┏━━

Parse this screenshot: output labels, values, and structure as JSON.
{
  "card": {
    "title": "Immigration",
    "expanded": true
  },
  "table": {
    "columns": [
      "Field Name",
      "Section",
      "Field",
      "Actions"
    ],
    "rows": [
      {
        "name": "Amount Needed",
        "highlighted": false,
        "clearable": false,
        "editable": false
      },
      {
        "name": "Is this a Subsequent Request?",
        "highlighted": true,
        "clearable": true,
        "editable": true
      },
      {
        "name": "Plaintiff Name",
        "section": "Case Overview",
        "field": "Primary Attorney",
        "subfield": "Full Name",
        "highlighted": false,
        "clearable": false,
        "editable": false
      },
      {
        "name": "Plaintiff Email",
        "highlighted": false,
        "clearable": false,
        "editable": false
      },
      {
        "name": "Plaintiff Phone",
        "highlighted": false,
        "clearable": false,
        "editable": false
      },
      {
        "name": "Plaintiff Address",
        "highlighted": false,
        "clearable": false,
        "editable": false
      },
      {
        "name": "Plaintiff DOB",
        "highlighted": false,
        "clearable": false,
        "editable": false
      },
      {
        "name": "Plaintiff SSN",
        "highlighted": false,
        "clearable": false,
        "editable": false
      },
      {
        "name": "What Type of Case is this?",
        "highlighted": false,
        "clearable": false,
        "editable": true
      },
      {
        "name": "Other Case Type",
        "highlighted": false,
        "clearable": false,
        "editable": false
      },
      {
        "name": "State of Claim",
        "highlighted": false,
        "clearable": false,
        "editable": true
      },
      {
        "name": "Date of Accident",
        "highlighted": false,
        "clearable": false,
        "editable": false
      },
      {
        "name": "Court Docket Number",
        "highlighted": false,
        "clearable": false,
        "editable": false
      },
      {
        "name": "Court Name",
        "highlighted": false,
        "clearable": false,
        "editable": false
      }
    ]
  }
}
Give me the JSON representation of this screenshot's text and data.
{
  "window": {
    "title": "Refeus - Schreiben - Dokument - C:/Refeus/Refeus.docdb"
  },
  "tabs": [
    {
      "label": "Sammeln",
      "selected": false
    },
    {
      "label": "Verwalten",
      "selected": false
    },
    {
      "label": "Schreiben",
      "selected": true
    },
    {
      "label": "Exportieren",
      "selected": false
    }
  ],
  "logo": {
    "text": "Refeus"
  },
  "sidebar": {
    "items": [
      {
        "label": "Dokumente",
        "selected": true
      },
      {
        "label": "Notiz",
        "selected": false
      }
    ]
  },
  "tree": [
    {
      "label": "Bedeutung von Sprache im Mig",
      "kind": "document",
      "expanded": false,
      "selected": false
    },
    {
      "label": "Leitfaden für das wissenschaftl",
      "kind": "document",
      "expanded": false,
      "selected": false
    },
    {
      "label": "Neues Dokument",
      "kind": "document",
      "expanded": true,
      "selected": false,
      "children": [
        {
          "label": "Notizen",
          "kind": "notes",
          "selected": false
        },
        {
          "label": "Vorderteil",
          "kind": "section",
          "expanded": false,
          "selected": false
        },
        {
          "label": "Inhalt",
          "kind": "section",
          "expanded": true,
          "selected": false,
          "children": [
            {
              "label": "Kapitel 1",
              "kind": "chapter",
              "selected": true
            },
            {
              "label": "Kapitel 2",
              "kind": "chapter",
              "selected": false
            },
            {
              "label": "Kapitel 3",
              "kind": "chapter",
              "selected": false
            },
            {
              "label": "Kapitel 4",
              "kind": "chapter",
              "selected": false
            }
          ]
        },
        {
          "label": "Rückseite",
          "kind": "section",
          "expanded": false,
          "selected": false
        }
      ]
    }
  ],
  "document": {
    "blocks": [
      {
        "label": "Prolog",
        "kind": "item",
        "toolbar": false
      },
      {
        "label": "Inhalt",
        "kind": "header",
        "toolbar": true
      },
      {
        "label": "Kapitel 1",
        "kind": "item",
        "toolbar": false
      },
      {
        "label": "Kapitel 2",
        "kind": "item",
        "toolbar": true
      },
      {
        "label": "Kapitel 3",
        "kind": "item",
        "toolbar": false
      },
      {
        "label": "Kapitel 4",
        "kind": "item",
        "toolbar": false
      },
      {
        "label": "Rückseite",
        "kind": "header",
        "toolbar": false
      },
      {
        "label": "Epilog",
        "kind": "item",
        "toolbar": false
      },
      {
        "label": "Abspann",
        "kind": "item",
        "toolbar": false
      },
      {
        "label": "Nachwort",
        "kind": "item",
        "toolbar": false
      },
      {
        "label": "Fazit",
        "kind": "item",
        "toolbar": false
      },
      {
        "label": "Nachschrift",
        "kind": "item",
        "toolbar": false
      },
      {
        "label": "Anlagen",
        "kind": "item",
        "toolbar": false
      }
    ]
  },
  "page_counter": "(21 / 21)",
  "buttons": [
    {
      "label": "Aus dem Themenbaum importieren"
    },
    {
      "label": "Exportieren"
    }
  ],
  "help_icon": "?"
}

┗━━

TASK TO CARRY OUT: Your task is to print the whole listing again exactly.

WRITTEN ANSWER:
Parse this screenshot: output labels, values, and structure as JSON.
{
  "card": {
    "title": "Immigration",
    "expanded": true
  },
  "table": {
    "columns": [
      "Field Name",
      "Section",
      "Field",
      "Actions"
    ],
    "rows": [
      {
        "name": "Amount Needed",
        "highlighted": false,
        "clearable": false,
        "editable": false
      },
      {
        "name": "Is this a Subsequent Request?",
        "highlighted": true,
        "clearable": true,
        "editable": true
      },
      {
        "name": "Plaintiff Name",
        "section": "Case Overview",
        "field": "Primary Attorney",
        "subfield": "Full Name",
        "highlighted": false,
        "clearable": false,
        "editable": false
      },
      {
        "name": "Plaintiff Email",
        "highlighted": false,
        "clearable": false,
        "editable": false
      },
      {
        "name": "Plaintiff Phone",
        "highlighted": false,
        "clearable": false,
        "editable": false
      },
      {
        "name": "Plaintiff Address",
        "highlighted": false,
        "clearable": false,
        "editable": false
      },
      {
        "name": "Plaintiff DOB",
        "highlighted": false,
        "clearable": false,
        "editable": false
      },
      {
        "name": "Plaintiff SSN",
        "highlighted": false,
        "clearable": false,
        "editable": false
      },
      {
        "name": "What Type of Case is this?",
        "highlighted": false,
        "clearable": false,
        "editable": true
      },
      {
        "name": "Other Case Type",
        "highlighted": false,
        "clearable": false,
        "editable": false
      },
      {
        "name": "State of Claim",
        "highlighted": false,
        "clearable": false,
        "editable": true
      },
      {
        "name": "Date of Accident",
        "highlighted": false,
        "clearable": false,
        "editable": false
      },
      {
        "name": "Court Docket Number",
        "highlighted": false,
        "clearable": false,
        "editable": false
      },
      {
        "name": "Court Name",
        "highlighted": false,
        "clearable": false,
        "editable": false
      }
    ]
  }
}
Give me the JSON representation of this screenshot's text and data.
{
  "window": {
    "title": "Refeus - Schreiben - Dokument - C:/Refeus/Refeus.docdb"
  },
  "tabs": [
    {
      "label": "Sammeln",
      "selected": false
    },
    {
      "label": "Verwalten",
      "selected": false
    },
    {
      "label": "Schreiben",
      "selected": true
    },
    {
      "label": "Exportieren",
      "selected": false
    }
  ],
  "logo": {
    "text": "Refeus"
  },
  "sidebar": {
    "items": [
      {
        "label": "Dokumente",
        "selected": true
      },
      {
        "label": "Notiz",
        "selected": false
      }
    ]
  },
  "tree": [
    {
      "label": "Bedeutung von Sprache im Mig",
      "kind": "document",
      "expanded": false,
      "selected": false
    },
    {
      "label": "Leitfaden für das wissenschaftl",
      "kind": "document",
      "expanded": false,
      "selected": false
    },
    {
      "label": "Neues Dokument",
      "kind": "document",
      "expanded": true,
      "selected": false,
      "children": [
        {
          "label": "Notizen",
          "kind": "notes",
          "selected": false
        },
        {
          "label": "Vorderteil",
          "kind": "section",
          "expanded": false,
          "selected": false
        },
        {
          "label": "Inhalt",
          "kind": "section",
          "expanded": true,
          "selected": false,
          "children": [
            {
              "label": "Kapitel 1",
              "kind": "chapter",
              "selected": true
            },
            {
              "label": "Kapitel 2",
              "kind": "chapter",
              "selected": false
            },
            {
              "label": "Kapitel 3",
              "kind": "chapter",
              "selected": false
            },
            {
              "label": "Kapitel 4",
              "kind": "chapter",
              "selected": false
            }
          ]
        },
        {
          "label": "Rückseite",
          "kind": "section",
          "expanded": false,
          "selected": false
        }
      ]
    }
  ],
  "document": {
    "blocks": [
      {
        "label": "Prolog",
        "kind": "item",
        "toolbar": false
      },
      {
        "label": "Inhalt",
        "kind": "header",
        "toolbar": true
      },
      {
        "label": "Kapitel 1",
        "kind": "item",
        "toolbar": false
      },
      {
        "label": "Kapitel 2",
        "kind": "item",
        "toolbar": true
      },
      {
        "label": "Kapitel 3",
        "kind": "item",
        "toolbar": false
      },
      {
        "label": "Kapitel 4",
        "kind": "item",
        "toolbar": false
      },
      {
        "label": "Rückseite",
        "kind": "header",
        "toolbar": false
      },
      {
        "label": "Epilog",
        "kind": "item",
        "toolbar": false
      },
      {
        "label": "Abspann",
        "kind": "item",
        "toolbar": false
      },
      {
        "label": "Nachwort",
        "kind": "item",
        "toolbar": false
      },
      {
        "label": "Fazit",
        "kind": "item",
        "toolbar": false
      },
      {
        "label": "Nachschrift",
        "kind": "item",
        "toolbar": false
      },
      {
        "label": "Anlagen",
        "kind": "item",
        "toolbar": false
      }
    ]
  },
  "page_counter": "(21 / 21)",
  "buttons": [
    {
      "label": "Aus dem Themenbaum importieren"
    },
    {
      "label": "Exportieren"
    }
  ],
  "help_icon": "?"
}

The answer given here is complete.